═════ Working data ═════
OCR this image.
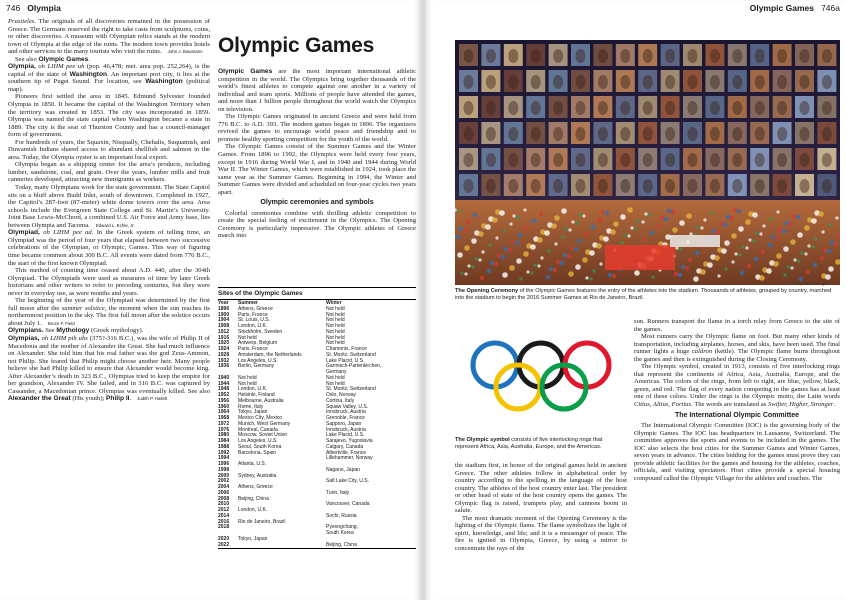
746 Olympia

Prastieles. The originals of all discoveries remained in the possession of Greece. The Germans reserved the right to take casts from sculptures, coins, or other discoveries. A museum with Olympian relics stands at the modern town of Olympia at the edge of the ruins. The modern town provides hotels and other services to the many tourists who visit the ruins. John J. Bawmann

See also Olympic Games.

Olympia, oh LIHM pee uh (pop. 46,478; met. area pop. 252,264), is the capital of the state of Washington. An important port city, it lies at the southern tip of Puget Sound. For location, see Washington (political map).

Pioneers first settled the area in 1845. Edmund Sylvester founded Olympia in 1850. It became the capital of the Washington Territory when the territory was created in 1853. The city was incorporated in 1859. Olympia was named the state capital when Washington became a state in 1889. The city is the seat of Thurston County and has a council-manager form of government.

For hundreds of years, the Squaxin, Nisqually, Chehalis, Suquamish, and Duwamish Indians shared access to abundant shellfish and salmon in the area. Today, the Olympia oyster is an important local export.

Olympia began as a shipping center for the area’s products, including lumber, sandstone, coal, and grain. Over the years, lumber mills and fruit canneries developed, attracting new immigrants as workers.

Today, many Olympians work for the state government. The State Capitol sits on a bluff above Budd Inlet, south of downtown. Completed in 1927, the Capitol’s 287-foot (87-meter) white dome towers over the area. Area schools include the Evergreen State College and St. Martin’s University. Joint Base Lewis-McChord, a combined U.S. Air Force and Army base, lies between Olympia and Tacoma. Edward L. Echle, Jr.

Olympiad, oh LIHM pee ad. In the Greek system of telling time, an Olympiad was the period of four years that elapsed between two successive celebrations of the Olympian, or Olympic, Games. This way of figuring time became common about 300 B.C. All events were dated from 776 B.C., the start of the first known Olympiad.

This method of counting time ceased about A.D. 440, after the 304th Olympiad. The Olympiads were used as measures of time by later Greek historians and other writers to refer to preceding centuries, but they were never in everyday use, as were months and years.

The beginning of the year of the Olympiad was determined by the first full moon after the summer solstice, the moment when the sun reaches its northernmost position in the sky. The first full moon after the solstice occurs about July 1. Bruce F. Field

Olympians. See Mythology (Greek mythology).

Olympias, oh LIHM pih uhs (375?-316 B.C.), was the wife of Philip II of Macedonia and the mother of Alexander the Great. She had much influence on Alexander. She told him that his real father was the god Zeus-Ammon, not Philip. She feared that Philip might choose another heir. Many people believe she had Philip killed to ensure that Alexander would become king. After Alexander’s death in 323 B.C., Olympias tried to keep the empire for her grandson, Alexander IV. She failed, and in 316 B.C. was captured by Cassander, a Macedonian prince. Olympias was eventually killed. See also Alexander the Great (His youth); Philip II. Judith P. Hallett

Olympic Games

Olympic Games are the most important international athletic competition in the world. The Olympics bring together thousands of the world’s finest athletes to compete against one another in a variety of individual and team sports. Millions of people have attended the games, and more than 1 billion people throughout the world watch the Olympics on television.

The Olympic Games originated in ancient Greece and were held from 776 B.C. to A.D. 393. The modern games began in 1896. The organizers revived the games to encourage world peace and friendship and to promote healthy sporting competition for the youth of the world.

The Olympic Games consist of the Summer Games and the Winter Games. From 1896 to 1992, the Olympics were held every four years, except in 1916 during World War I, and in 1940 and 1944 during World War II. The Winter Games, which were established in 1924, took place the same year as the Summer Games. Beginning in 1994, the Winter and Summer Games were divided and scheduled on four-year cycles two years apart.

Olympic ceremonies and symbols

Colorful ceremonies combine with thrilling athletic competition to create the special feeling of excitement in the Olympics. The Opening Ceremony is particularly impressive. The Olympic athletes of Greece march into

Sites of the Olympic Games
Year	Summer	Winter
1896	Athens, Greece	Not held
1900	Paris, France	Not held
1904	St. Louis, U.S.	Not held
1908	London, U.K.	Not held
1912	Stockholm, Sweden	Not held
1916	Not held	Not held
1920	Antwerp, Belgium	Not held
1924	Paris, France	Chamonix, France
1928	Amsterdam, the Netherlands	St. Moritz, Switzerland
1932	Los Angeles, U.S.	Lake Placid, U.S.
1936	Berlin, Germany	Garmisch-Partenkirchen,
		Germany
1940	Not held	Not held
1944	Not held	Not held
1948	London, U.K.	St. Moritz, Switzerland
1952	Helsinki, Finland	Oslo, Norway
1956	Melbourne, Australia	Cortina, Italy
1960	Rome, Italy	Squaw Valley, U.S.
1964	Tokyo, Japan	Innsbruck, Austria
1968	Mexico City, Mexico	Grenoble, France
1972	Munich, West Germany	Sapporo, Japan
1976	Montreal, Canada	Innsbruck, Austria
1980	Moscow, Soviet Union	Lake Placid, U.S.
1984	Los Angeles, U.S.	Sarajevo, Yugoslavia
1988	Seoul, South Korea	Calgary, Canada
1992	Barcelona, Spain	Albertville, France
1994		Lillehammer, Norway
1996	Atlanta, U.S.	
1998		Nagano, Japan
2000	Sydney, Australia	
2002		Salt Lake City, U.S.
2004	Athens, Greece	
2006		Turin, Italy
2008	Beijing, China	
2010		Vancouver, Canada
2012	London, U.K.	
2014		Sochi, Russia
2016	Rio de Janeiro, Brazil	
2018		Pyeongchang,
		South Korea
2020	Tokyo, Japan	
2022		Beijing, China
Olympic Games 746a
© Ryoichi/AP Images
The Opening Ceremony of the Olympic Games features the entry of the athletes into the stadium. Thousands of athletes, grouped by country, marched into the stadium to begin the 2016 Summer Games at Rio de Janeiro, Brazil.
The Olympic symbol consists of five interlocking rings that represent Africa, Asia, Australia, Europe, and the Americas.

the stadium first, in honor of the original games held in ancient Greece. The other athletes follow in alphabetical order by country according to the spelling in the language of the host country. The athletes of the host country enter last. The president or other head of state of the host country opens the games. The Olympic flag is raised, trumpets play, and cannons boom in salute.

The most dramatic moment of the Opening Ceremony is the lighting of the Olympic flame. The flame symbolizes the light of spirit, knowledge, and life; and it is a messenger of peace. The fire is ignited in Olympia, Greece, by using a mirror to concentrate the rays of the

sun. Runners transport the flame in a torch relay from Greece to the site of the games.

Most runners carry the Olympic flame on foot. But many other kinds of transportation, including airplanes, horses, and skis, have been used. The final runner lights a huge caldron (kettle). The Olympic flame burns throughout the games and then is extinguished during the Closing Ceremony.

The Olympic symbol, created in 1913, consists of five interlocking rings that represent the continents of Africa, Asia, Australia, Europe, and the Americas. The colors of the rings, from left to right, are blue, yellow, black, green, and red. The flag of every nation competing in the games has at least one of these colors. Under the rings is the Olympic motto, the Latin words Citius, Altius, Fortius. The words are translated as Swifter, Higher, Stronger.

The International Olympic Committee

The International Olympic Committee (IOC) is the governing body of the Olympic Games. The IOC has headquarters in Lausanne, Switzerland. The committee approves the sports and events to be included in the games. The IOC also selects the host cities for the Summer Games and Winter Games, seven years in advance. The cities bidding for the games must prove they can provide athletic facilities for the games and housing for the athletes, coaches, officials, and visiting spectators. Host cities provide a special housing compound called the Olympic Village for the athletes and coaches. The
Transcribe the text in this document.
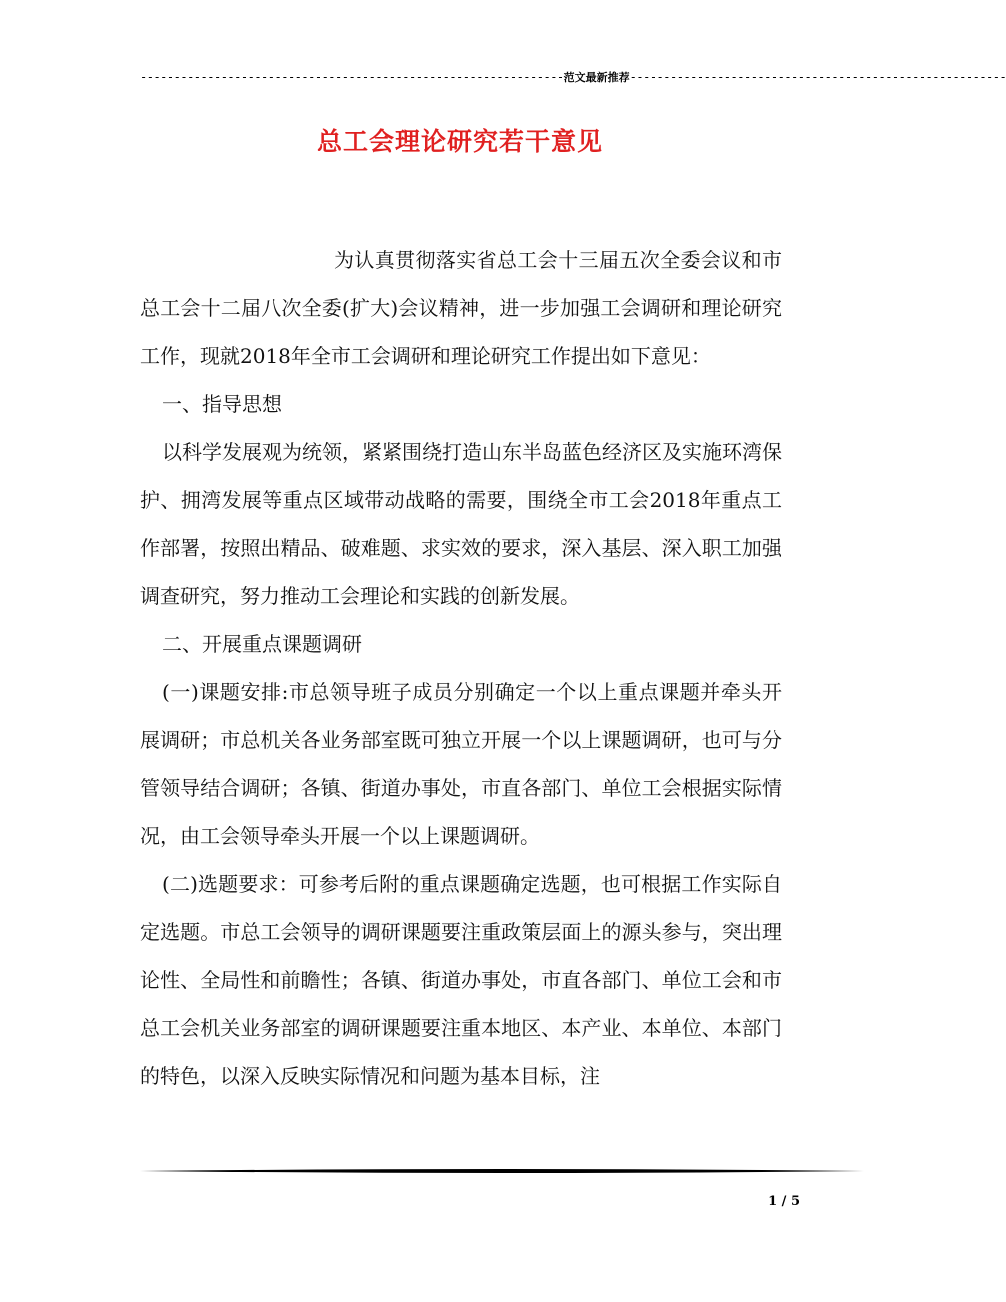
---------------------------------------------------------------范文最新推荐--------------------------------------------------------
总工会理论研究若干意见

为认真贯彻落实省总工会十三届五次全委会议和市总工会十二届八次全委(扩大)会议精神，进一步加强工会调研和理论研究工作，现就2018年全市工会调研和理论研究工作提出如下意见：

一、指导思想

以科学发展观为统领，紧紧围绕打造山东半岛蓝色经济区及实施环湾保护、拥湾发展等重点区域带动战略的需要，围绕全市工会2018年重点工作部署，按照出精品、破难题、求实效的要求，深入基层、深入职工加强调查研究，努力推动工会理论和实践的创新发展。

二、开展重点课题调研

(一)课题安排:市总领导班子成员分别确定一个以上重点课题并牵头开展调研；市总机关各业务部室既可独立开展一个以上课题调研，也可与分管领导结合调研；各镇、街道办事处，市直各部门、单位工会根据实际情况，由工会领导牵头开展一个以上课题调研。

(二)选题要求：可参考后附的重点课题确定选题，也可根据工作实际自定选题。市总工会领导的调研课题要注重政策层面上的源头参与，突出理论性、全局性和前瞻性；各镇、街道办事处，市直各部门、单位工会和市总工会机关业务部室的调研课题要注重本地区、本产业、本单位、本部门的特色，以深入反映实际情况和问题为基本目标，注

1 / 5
═════
* Exercise task *
State how many lines in the records above contain the word "Innsbruck", giving only the number.

* Written reply *
2